» **ENTRIES SHOWN**
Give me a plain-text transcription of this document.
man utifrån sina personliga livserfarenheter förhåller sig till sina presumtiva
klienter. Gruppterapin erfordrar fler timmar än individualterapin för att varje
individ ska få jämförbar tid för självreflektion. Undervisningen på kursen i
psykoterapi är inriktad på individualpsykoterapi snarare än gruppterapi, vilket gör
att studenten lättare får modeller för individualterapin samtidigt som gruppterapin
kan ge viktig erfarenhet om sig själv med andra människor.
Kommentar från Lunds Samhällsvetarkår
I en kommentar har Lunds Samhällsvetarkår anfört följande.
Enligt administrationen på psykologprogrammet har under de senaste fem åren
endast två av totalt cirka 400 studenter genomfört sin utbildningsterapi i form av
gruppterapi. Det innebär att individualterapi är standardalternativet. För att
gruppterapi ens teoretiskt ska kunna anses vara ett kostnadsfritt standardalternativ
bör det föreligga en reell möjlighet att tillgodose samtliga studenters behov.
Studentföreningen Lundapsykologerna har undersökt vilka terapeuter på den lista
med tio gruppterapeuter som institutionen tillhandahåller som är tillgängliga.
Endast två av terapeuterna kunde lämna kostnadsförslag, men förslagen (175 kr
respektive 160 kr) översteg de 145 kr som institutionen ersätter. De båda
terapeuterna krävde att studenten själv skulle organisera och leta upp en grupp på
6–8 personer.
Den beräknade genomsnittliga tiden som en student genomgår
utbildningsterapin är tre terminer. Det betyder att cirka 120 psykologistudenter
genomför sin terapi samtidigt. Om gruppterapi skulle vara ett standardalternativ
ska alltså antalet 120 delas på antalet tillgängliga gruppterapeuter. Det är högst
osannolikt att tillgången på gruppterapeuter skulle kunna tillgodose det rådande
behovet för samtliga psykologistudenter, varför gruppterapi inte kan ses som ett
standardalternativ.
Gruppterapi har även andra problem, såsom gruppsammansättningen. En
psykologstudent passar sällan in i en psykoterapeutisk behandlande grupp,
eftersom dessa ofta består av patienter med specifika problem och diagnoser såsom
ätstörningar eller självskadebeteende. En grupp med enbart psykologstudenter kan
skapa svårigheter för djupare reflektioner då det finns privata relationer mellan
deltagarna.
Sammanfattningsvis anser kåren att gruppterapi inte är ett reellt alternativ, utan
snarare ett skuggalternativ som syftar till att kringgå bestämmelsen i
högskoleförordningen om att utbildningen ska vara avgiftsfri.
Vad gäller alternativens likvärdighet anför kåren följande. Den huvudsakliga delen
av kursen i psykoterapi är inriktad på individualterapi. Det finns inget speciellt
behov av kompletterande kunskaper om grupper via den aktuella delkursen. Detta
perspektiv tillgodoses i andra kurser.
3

» **WHAT THIS TASK INVOLVES**
Where does the string "samtidigt" appear in the records? Copy every line that holds it.

» **SOLUTION BELOW**
att studenten lättare får modeller för individualterapin samtidigt som gruppterapin
genomför sin terapi samtidigt. Om gruppterapi skulle vara ett standardalternativ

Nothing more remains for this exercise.